WORK TO COMPLETE -
Restate each of the lines below word for word and drop every picture.
[start]
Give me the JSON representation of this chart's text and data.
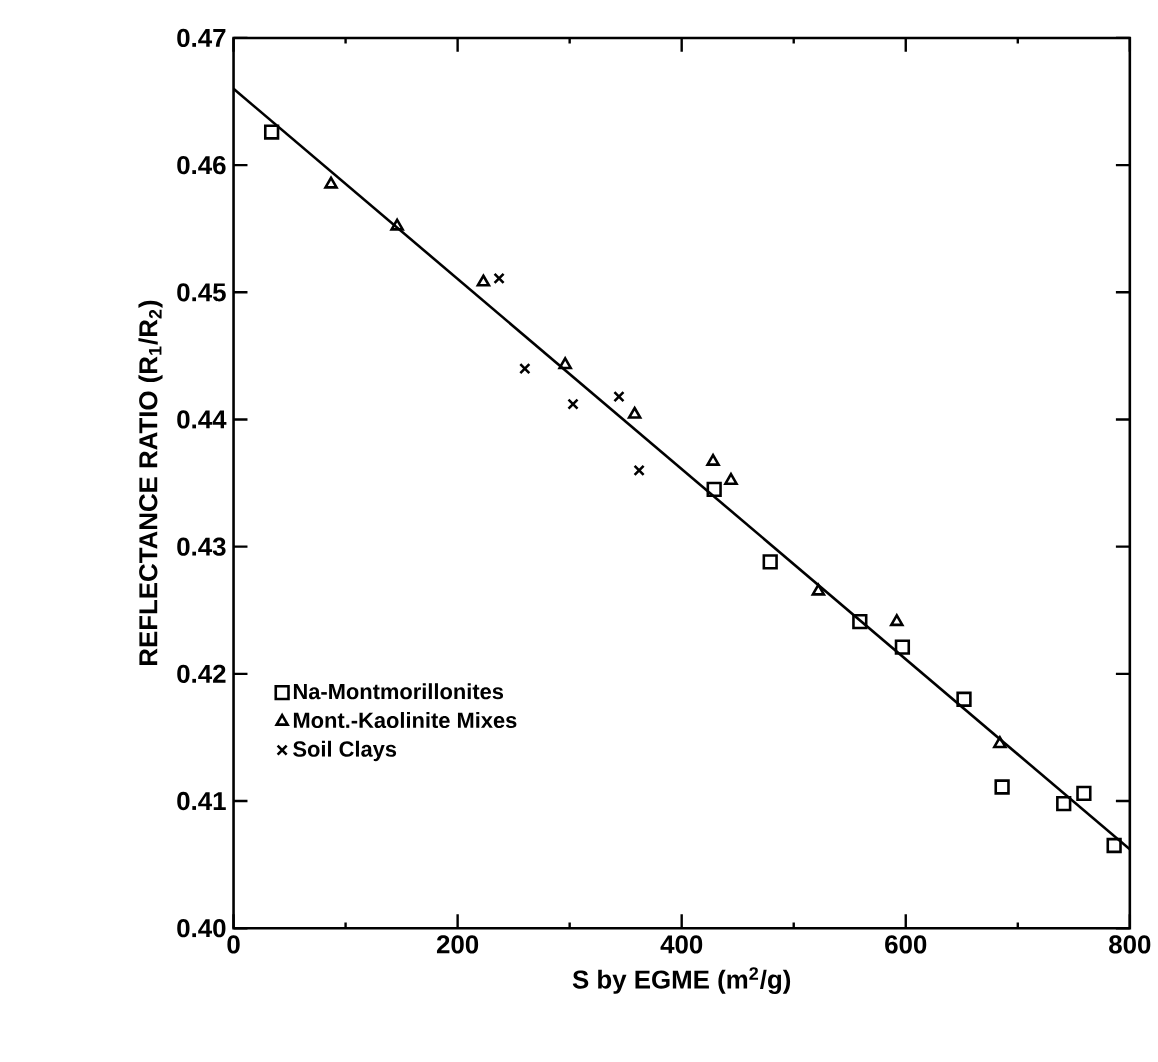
{
  "chart_data": {
    "type": "scatter",
    "xlabel": "S by EGME  (m$^{2}$/g)",
    "ylabel": "REFLECTANCE RATIO  (R$_{1}$/R$_{2}$)",
    "xlim": [
      0,
      800
    ],
    "ylim": [
      0.4,
      0.47
    ],
    "xticks": [
      0,
      200,
      400,
      600,
      800
    ],
    "yticks": [
      {
        "value": 0.4,
        "label": "0.40"
      },
      {
        "value": 0.41,
        "label": "0.41"
      },
      {
        "value": 0.42,
        "label": "0.42"
      },
      {
        "value": 0.43,
        "label": "0.43"
      },
      {
        "value": 0.44,
        "label": "0.44"
      },
      {
        "value": 0.45,
        "label": "0.45"
      },
      {
        "value": 0.46,
        "label": "0.46"
      },
      {
        "value": 0.47,
        "label": "0.47"
      }
    ],
    "grid": false,
    "legend": "bottom left",
    "series": [
      {
        "name": "Na-Montmorillonites",
        "color": "#000000",
        "marker": "square",
        "x": [
          34,
          429,
          479,
          559,
          597,
          652,
          686,
          741,
          759,
          786
        ],
        "values": [
          0.4626,
          0.4345,
          0.4288,
          0.4241,
          0.4221,
          0.418,
          0.4111,
          0.4098,
          0.4106,
          0.4065
        ]
      },
      {
        "name": "Mont.-Kaolinite Mixes",
        "color": "#000000",
        "marker": "triangle",
        "x": [
          87,
          146,
          223,
          296,
          358,
          428,
          444,
          522,
          592,
          684
        ],
        "values": [
          0.4585,
          0.4552,
          0.4508,
          0.4443,
          0.4404,
          0.4367,
          0.4352,
          0.4265,
          0.4241,
          0.4145
        ]
      },
      {
        "name": "Soil Clays",
        "color": "#000000",
        "marker": "cross",
        "x": [
          237,
          260,
          303,
          344,
          362
        ],
        "values": [
          0.4511,
          0.444,
          0.4412,
          0.4418,
          0.436
        ]
      },
      {
        "type": "line",
        "color": "#000000",
        "marker": "none",
        "line_style": "solid",
        "x": [
          0,
          800
        ],
        "values": [
          0.466,
          0.4062
        ]
      }
    ]
  }
}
[end]
RESPONSE -
Give me the JSON representation of this chart's text and data.
{
  "chart_data": {
    "type": "scatter",
    "xlabel": "S by EGME  (m$^{2}$/g)",
    "ylabel": "REFLECTANCE RATIO  (R$_{1}$/R$_{2}$)",
    "xlim": [
      0,
      800
    ],
    "ylim": [
      0.4,
      0.47
    ],
    "xticks": [
      0,
      200,
      400,
      600,
      800
    ],
    "yticks": [
      {
        "value": 0.4,
        "label": "0.40"
      },
      {
        "value": 0.41,
        "label": "0.41"
      },
      {
        "value": 0.42,
        "label": "0.42"
      },
      {
        "value": 0.43,
        "label": "0.43"
      },
      {
        "value": 0.44,
        "label": "0.44"
      },
      {
        "value": 0.45,
        "label": "0.45"
      },
      {
        "value": 0.46,
        "label": "0.46"
      },
      {
        "value": 0.47,
        "label": "0.47"
      }
    ],
    "grid": false,
    "legend": "bottom left",
    "series": [
      {
        "name": "Na-Montmorillonites",
        "color": "#000000",
        "marker": "square",
        "x": [
          34,
          429,
          479,
          559,
          597,
          652,
          686,
          741,
          759,
          786
        ],
        "values": [
          0.4626,
          0.4345,
          0.4288,
          0.4241,
          0.4221,
          0.418,
          0.4111,
          0.4098,
          0.4106,
          0.4065
        ]
      },
      {
        "name": "Mont.-Kaolinite Mixes",
        "color": "#000000",
        "marker": "triangle",
        "x": [
          87,
          146,
          223,
          296,
          358,
          428,
          444,
          522,
          592,
          684
        ],
        "values": [
          0.4585,
          0.4552,
          0.4508,
          0.4443,
          0.4404,
          0.4367,
          0.4352,
          0.4265,
          0.4241,
          0.4145
        ]
      },
      {
        "name": "Soil Clays",
        "color": "#000000",
        "marker": "cross",
        "x": [
          237,
          260,
          303,
          344,
          362
        ],
        "values": [
          0.4511,
          0.444,
          0.4412,
          0.4418,
          0.436
        ]
      },
      {
        "type": "line",
        "color": "#000000",
        "marker": "none",
        "line_style": "solid",
        "x": [
          0,
          800
        ],
        "values": [
          0.466,
          0.4062
        ]
      }
    ]
  }
}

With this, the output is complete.